● Work instructions:
Return every record below exactly as written, but leave out the pictures.

● Supplied data:
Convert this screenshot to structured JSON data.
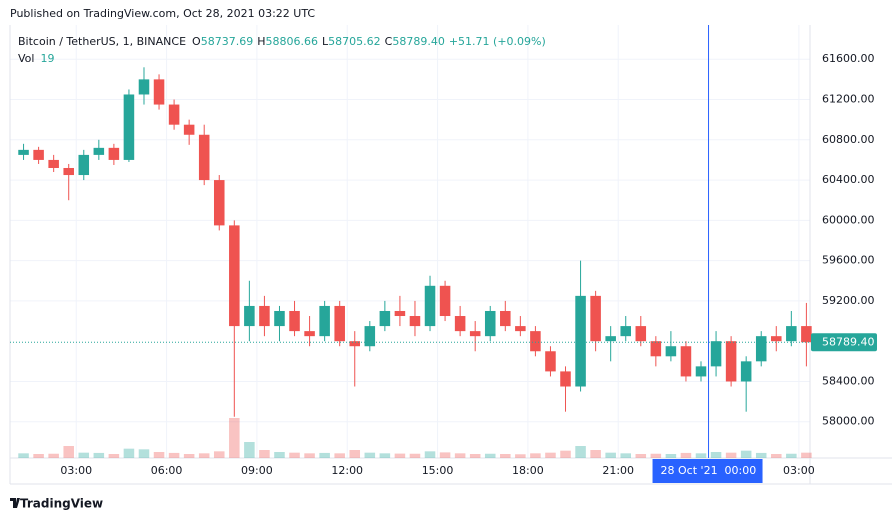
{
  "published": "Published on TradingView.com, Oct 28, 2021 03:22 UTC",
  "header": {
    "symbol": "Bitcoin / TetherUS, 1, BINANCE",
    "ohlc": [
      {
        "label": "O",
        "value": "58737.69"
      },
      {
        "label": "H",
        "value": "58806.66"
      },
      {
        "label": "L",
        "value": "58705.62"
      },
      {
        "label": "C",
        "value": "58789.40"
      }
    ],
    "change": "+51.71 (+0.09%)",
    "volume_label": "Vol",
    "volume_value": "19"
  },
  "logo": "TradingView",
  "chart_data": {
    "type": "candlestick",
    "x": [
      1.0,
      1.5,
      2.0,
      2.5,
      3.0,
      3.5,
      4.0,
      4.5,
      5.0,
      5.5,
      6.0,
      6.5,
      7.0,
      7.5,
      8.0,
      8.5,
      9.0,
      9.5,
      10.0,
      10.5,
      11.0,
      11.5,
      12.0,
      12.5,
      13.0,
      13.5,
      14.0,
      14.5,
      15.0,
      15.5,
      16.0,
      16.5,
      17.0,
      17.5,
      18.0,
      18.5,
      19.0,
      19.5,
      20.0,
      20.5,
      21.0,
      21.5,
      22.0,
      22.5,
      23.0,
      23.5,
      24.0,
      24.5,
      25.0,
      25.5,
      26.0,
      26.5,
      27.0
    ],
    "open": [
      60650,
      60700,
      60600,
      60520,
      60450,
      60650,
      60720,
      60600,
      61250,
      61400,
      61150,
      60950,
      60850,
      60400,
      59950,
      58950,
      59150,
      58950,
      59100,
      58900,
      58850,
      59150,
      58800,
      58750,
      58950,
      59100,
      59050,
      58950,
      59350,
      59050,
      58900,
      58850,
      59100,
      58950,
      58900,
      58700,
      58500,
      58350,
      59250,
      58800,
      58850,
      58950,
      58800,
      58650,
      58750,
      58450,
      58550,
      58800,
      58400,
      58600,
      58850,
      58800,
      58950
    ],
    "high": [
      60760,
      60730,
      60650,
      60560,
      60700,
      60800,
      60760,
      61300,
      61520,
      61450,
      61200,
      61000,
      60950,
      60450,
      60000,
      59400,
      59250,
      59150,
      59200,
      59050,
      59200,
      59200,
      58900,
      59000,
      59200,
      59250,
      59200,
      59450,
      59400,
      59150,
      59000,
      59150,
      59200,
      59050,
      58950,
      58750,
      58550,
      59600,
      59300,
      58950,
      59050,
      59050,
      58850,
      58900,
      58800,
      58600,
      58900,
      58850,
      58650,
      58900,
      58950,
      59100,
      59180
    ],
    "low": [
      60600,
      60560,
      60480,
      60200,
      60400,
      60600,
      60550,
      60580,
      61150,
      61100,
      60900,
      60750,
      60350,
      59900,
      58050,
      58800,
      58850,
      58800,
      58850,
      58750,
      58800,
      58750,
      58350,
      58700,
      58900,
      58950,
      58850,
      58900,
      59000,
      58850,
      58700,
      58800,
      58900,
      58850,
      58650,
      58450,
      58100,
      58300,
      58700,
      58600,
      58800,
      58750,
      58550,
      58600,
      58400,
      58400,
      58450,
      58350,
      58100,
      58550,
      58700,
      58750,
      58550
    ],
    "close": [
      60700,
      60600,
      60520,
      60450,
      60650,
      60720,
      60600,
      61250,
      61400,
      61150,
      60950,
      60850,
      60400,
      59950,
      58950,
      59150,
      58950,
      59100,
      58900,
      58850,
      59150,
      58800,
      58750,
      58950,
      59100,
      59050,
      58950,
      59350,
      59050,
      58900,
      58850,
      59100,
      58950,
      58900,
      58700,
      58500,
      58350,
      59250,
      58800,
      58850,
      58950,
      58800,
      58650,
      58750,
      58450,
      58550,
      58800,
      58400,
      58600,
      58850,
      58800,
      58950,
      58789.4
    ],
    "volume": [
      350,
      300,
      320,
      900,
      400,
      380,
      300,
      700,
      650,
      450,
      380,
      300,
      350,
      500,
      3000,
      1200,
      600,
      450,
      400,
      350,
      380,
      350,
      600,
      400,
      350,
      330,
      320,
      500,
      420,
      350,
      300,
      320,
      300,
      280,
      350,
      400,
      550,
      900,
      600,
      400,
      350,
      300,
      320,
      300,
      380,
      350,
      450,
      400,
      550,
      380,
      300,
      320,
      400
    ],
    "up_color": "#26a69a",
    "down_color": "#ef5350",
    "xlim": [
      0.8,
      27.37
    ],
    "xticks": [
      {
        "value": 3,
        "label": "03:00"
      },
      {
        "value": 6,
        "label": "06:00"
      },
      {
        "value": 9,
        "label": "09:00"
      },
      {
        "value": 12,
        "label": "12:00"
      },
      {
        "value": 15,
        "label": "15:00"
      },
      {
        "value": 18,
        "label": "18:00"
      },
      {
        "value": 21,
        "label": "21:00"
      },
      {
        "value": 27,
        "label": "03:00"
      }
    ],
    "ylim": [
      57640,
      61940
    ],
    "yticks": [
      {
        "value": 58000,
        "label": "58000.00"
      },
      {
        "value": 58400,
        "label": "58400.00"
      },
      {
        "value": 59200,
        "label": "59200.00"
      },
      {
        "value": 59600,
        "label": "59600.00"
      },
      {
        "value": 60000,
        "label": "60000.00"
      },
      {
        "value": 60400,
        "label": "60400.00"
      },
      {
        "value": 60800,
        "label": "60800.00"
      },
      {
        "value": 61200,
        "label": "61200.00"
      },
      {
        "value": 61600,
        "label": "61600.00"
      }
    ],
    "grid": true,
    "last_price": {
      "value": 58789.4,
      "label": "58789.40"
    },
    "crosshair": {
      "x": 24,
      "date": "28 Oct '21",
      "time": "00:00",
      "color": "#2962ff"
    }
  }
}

● Task response:
Convert this screenshot to structured JSON data.
{
  "published": "Published on TradingView.com, Oct 28, 2021 03:22 UTC",
  "header": {
    "symbol": "Bitcoin / TetherUS, 1, BINANCE",
    "ohlc": [
      {
        "label": "O",
        "value": "58737.69"
      },
      {
        "label": "H",
        "value": "58806.66"
      },
      {
        "label": "L",
        "value": "58705.62"
      },
      {
        "label": "C",
        "value": "58789.40"
      }
    ],
    "change": "+51.71 (+0.09%)",
    "volume_label": "Vol",
    "volume_value": "19"
  },
  "logo": "TradingView",
  "chart_data": {
    "type": "candlestick",
    "x": [
      1.0,
      1.5,
      2.0,
      2.5,
      3.0,
      3.5,
      4.0,
      4.5,
      5.0,
      5.5,
      6.0,
      6.5,
      7.0,
      7.5,
      8.0,
      8.5,
      9.0,
      9.5,
      10.0,
      10.5,
      11.0,
      11.5,
      12.0,
      12.5,
      13.0,
      13.5,
      14.0,
      14.5,
      15.0,
      15.5,
      16.0,
      16.5,
      17.0,
      17.5,
      18.0,
      18.5,
      19.0,
      19.5,
      20.0,
      20.5,
      21.0,
      21.5,
      22.0,
      22.5,
      23.0,
      23.5,
      24.0,
      24.5,
      25.0,
      25.5,
      26.0,
      26.5,
      27.0
    ],
    "open": [
      60650,
      60700,
      60600,
      60520,
      60450,
      60650,
      60720,
      60600,
      61250,
      61400,
      61150,
      60950,
      60850,
      60400,
      59950,
      58950,
      59150,
      58950,
      59100,
      58900,
      58850,
      59150,
      58800,
      58750,
      58950,
      59100,
      59050,
      58950,
      59350,
      59050,
      58900,
      58850,
      59100,
      58950,
      58900,
      58700,
      58500,
      58350,
      59250,
      58800,
      58850,
      58950,
      58800,
      58650,
      58750,
      58450,
      58550,
      58800,
      58400,
      58600,
      58850,
      58800,
      58950
    ],
    "high": [
      60760,
      60730,
      60650,
      60560,
      60700,
      60800,
      60760,
      61300,
      61520,
      61450,
      61200,
      61000,
      60950,
      60450,
      60000,
      59400,
      59250,
      59150,
      59200,
      59050,
      59200,
      59200,
      58900,
      59000,
      59200,
      59250,
      59200,
      59450,
      59400,
      59150,
      59000,
      59150,
      59200,
      59050,
      58950,
      58750,
      58550,
      59600,
      59300,
      58950,
      59050,
      59050,
      58850,
      58900,
      58800,
      58600,
      58900,
      58850,
      58650,
      58900,
      58950,
      59100,
      59180
    ],
    "low": [
      60600,
      60560,
      60480,
      60200,
      60400,
      60600,
      60550,
      60580,
      61150,
      61100,
      60900,
      60750,
      60350,
      59900,
      58050,
      58800,
      58850,
      58800,
      58850,
      58750,
      58800,
      58750,
      58350,
      58700,
      58900,
      58950,
      58850,
      58900,
      59000,
      58850,
      58700,
      58800,
      58900,
      58850,
      58650,
      58450,
      58100,
      58300,
      58700,
      58600,
      58800,
      58750,
      58550,
      58600,
      58400,
      58400,
      58450,
      58350,
      58100,
      58550,
      58700,
      58750,
      58550
    ],
    "close": [
      60700,
      60600,
      60520,
      60450,
      60650,
      60720,
      60600,
      61250,
      61400,
      61150,
      60950,
      60850,
      60400,
      59950,
      58950,
      59150,
      58950,
      59100,
      58900,
      58850,
      59150,
      58800,
      58750,
      58950,
      59100,
      59050,
      58950,
      59350,
      59050,
      58900,
      58850,
      59100,
      58950,
      58900,
      58700,
      58500,
      58350,
      59250,
      58800,
      58850,
      58950,
      58800,
      58650,
      58750,
      58450,
      58550,
      58800,
      58400,
      58600,
      58850,
      58800,
      58950,
      58789.4
    ],
    "volume": [
      350,
      300,
      320,
      900,
      400,
      380,
      300,
      700,
      650,
      450,
      380,
      300,
      350,
      500,
      3000,
      1200,
      600,
      450,
      400,
      350,
      380,
      350,
      600,
      400,
      350,
      330,
      320,
      500,
      420,
      350,
      300,
      320,
      300,
      280,
      350,
      400,
      550,
      900,
      600,
      400,
      350,
      300,
      320,
      300,
      380,
      350,
      450,
      400,
      550,
      380,
      300,
      320,
      400
    ],
    "up_color": "#26a69a",
    "down_color": "#ef5350",
    "xlim": [
      0.8,
      27.37
    ],
    "xticks": [
      {
        "value": 3,
        "label": "03:00"
      },
      {
        "value": 6,
        "label": "06:00"
      },
      {
        "value": 9,
        "label": "09:00"
      },
      {
        "value": 12,
        "label": "12:00"
      },
      {
        "value": 15,
        "label": "15:00"
      },
      {
        "value": 18,
        "label": "18:00"
      },
      {
        "value": 21,
        "label": "21:00"
      },
      {
        "value": 27,
        "label": "03:00"
      }
    ],
    "ylim": [
      57640,
      61940
    ],
    "yticks": [
      {
        "value": 58000,
        "label": "58000.00"
      },
      {
        "value": 58400,
        "label": "58400.00"
      },
      {
        "value": 59200,
        "label": "59200.00"
      },
      {
        "value": 59600,
        "label": "59600.00"
      },
      {
        "value": 60000,
        "label": "60000.00"
      },
      {
        "value": 60400,
        "label": "60400.00"
      },
      {
        "value": 60800,
        "label": "60800.00"
      },
      {
        "value": 61200,
        "label": "61200.00"
      },
      {
        "value": 61600,
        "label": "61600.00"
      }
    ],
    "grid": true,
    "last_price": {
      "value": 58789.4,
      "label": "58789.40"
    },
    "crosshair": {
      "x": 24,
      "date": "28 Oct '21",
      "time": "00:00",
      "color": "#2962ff"
    }
  }
}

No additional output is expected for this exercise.